Problem statement —
Figure out how many lines of the material below contain the word "Read". Answer with the number only.

[Stored records]
%%

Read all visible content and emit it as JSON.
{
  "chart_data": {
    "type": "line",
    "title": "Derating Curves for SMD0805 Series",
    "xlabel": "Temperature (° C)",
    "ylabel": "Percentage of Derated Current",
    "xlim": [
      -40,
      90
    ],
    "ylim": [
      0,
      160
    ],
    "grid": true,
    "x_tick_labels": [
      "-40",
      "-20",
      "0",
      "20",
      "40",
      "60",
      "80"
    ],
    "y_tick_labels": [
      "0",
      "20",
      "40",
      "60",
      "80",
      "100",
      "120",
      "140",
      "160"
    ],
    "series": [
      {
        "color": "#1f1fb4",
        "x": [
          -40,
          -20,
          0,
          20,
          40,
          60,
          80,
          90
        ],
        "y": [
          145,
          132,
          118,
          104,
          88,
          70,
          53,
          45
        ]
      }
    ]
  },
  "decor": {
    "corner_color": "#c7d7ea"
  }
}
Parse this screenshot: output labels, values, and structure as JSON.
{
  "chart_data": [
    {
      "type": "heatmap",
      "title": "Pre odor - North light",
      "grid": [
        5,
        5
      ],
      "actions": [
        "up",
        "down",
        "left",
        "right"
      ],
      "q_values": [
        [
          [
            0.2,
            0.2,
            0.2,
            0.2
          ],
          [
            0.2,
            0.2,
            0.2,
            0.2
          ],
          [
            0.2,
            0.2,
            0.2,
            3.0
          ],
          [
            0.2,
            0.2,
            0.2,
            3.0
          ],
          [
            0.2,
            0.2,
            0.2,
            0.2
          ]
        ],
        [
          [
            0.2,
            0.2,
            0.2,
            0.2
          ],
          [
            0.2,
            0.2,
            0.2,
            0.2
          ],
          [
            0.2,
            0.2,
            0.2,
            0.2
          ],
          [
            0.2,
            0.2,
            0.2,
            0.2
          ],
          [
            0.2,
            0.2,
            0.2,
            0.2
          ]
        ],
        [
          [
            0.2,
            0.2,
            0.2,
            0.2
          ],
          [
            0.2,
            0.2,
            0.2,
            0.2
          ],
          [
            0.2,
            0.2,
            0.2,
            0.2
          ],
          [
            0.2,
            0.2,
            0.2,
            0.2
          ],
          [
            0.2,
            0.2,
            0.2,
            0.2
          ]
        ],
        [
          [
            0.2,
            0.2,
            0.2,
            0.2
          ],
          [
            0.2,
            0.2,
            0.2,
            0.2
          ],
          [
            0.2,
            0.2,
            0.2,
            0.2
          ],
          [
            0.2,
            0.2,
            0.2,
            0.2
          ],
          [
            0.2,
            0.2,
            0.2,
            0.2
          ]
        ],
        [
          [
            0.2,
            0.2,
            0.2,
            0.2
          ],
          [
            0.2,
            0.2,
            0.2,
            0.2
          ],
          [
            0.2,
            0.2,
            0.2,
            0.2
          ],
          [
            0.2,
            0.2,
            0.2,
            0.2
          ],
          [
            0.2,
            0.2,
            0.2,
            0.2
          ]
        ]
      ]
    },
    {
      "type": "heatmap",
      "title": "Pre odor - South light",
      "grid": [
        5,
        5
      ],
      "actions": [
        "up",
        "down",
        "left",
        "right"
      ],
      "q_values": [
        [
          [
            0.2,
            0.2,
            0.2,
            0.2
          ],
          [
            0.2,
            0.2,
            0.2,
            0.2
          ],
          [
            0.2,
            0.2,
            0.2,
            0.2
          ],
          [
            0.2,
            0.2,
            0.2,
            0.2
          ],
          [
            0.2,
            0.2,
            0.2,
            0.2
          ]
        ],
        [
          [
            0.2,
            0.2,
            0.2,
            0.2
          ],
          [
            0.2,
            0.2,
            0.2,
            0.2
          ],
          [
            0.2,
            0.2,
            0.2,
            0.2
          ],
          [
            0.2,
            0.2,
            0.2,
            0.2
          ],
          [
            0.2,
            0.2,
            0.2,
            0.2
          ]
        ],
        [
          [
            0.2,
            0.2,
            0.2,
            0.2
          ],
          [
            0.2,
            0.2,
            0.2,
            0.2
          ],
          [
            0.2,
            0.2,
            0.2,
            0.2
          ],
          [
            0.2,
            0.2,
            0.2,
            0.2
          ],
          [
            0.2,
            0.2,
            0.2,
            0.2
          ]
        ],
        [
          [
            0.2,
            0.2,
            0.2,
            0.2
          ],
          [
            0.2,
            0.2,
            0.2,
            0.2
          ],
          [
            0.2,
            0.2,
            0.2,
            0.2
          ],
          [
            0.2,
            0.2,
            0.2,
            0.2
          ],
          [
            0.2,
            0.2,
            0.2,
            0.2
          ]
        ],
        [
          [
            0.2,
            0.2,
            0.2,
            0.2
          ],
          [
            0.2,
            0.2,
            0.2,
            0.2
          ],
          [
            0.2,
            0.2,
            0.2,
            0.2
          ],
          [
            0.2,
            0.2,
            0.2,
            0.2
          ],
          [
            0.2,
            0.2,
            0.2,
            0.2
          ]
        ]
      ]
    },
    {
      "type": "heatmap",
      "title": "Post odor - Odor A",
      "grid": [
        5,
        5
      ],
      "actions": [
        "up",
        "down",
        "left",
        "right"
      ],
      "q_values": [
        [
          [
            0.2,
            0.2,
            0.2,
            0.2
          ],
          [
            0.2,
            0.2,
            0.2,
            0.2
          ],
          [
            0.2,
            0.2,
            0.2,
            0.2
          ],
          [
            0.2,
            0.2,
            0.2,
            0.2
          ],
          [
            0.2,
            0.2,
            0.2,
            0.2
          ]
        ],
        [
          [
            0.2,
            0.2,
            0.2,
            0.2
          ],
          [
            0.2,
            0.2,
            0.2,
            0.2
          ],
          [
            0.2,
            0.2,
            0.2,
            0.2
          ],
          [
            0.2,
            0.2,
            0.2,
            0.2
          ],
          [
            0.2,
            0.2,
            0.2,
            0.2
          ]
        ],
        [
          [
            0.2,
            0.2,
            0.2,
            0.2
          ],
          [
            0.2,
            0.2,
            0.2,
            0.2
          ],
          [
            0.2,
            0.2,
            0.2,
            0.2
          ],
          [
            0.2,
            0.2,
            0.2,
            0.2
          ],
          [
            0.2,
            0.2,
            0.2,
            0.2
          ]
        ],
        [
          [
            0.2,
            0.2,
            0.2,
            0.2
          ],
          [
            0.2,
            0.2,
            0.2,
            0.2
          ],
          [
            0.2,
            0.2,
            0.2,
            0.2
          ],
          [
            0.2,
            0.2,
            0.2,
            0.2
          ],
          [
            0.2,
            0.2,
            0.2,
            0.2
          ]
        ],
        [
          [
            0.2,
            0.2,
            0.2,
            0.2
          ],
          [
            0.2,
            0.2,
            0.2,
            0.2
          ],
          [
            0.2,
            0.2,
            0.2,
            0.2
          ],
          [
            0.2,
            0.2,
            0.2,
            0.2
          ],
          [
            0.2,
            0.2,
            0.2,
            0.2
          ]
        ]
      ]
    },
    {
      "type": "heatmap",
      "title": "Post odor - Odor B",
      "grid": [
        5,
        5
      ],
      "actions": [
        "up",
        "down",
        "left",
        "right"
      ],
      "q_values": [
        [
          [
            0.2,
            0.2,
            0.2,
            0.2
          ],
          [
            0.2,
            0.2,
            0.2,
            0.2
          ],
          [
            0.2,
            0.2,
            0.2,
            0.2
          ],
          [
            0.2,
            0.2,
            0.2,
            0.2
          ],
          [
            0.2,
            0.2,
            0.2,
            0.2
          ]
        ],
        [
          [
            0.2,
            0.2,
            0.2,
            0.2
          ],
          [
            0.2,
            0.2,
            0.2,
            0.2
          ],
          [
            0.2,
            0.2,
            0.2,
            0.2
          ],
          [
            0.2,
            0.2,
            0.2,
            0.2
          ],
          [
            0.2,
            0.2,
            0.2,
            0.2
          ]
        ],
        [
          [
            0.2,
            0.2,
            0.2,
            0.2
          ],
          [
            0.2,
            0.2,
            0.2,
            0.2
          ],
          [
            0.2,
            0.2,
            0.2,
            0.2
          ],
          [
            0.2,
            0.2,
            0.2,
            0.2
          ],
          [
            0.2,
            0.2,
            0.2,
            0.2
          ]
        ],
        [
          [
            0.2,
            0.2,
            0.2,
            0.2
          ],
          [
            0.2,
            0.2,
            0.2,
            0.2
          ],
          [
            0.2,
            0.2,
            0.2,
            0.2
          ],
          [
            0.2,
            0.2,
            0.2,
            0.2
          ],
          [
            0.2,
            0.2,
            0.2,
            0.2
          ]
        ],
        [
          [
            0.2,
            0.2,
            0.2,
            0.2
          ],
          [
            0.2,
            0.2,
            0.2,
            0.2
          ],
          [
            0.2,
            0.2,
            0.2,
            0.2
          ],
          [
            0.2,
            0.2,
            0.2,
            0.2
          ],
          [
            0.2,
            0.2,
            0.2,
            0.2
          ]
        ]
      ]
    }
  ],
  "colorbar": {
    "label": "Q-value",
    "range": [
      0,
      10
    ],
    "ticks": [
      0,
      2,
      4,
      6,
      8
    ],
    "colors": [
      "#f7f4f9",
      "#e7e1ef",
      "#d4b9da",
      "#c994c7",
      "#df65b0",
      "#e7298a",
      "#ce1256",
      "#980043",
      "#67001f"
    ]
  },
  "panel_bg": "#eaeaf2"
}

%%
%%

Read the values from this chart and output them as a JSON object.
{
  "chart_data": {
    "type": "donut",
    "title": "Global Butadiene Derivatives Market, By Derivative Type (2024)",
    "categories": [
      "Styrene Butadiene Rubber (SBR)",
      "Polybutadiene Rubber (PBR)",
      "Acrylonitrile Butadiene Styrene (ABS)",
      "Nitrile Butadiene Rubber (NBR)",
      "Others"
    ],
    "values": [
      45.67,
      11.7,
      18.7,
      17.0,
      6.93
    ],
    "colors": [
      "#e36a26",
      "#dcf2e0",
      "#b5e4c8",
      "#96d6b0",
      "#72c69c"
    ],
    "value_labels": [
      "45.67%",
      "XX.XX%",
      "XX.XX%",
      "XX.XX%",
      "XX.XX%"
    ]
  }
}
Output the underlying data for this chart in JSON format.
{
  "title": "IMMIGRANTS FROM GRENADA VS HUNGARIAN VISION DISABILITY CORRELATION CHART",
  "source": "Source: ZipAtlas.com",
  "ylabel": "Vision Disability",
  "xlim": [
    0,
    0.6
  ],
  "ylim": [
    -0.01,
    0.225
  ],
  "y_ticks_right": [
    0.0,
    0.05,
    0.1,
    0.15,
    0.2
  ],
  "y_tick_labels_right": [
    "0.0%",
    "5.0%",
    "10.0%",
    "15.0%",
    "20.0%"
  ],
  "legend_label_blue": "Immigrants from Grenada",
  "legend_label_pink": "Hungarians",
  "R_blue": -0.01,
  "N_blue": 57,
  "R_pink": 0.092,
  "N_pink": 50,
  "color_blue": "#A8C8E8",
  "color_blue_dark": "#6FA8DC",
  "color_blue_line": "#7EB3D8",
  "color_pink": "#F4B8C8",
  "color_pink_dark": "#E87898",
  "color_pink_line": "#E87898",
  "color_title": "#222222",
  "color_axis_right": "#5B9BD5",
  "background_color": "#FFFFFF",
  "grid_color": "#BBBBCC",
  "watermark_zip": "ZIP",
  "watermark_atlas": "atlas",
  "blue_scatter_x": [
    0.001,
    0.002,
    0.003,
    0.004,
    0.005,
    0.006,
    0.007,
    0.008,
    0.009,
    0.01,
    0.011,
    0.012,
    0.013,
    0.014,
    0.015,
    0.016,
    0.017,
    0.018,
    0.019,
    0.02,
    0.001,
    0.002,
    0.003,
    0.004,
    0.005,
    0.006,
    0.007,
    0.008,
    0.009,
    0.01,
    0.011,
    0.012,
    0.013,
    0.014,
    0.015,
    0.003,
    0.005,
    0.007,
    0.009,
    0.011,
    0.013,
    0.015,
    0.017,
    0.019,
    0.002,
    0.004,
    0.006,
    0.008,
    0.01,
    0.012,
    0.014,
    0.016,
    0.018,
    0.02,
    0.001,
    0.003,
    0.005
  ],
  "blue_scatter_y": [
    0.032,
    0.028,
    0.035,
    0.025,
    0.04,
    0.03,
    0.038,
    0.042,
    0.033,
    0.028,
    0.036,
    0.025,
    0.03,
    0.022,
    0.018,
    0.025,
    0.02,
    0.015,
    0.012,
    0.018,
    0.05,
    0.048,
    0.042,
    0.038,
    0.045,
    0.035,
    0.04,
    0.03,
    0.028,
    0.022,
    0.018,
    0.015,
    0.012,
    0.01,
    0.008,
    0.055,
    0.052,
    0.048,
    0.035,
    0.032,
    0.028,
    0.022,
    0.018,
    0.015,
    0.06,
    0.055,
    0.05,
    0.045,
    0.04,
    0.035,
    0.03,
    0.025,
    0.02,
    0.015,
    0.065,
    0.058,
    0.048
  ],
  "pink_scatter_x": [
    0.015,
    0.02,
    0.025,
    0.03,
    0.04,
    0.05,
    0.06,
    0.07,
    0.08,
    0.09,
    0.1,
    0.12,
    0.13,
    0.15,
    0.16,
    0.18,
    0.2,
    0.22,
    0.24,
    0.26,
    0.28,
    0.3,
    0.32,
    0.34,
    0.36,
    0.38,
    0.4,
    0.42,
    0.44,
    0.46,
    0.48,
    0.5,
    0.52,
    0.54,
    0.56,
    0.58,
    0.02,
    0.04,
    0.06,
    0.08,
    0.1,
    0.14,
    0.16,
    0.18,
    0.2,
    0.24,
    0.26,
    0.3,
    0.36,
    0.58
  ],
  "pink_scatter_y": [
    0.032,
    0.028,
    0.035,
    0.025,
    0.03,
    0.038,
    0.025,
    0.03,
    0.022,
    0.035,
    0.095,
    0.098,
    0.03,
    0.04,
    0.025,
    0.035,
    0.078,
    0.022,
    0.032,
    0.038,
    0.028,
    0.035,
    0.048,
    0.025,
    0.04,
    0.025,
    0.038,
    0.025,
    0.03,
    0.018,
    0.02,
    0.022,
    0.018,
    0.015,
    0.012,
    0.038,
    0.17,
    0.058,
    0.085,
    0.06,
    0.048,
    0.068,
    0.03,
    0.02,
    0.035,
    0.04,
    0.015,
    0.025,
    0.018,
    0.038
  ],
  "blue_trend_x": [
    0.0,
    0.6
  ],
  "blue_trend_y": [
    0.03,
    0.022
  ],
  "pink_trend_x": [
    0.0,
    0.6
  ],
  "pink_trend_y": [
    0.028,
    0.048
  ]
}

%%

Solution to the exercise —
2